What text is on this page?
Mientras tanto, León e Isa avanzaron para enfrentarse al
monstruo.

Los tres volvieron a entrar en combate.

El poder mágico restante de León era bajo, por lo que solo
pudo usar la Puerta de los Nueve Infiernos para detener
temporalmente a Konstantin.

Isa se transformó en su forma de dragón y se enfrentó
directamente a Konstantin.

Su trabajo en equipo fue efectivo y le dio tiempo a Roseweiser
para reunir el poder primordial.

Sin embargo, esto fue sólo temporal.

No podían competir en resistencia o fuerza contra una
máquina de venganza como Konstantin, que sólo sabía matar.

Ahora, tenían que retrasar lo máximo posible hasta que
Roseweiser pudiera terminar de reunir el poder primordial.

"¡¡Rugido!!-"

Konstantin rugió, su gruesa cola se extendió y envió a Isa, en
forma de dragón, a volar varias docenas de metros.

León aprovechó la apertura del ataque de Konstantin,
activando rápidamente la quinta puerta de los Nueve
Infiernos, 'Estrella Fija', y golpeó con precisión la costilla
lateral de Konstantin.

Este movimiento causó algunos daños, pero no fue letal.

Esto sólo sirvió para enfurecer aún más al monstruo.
------------------------------------
JOB: Reproduce the material verbatim, line by line.

OUTPUT OF THE EXERCISE:
What text is on this page?
Mientras tanto, León e Isa avanzaron para enfrentarse al
monstruo.

Los tres volvieron a entrar en combate.

El poder mágico restante de León era bajo, por lo que solo
pudo usar la Puerta de los Nueve Infiernos para detener
temporalmente a Konstantin.

Isa se transformó en su forma de dragón y se enfrentó
directamente a Konstantin.

Su trabajo en equipo fue efectivo y le dio tiempo a Roseweiser
para reunir el poder primordial.

Sin embargo, esto fue sólo temporal.

No podían competir en resistencia o fuerza contra una
máquina de venganza como Konstantin, que sólo sabía matar.

Ahora, tenían que retrasar lo máximo posible hasta que
Roseweiser pudiera terminar de reunir el poder primordial.

"¡¡Rugido!!-"

Konstantin rugió, su gruesa cola se extendió y envió a Isa, en
forma de dragón, a volar varias docenas de metros.

León aprovechó la apertura del ataque de Konstantin,
activando rápidamente la quinta puerta de los Nueve
Infiernos, 'Estrella Fija', y golpeó con precisión la costilla
lateral de Konstantin.

Este movimiento causó algunos daños, pero no fue letal.

Esto sólo sirvió para enfurecer aún más al monstruo.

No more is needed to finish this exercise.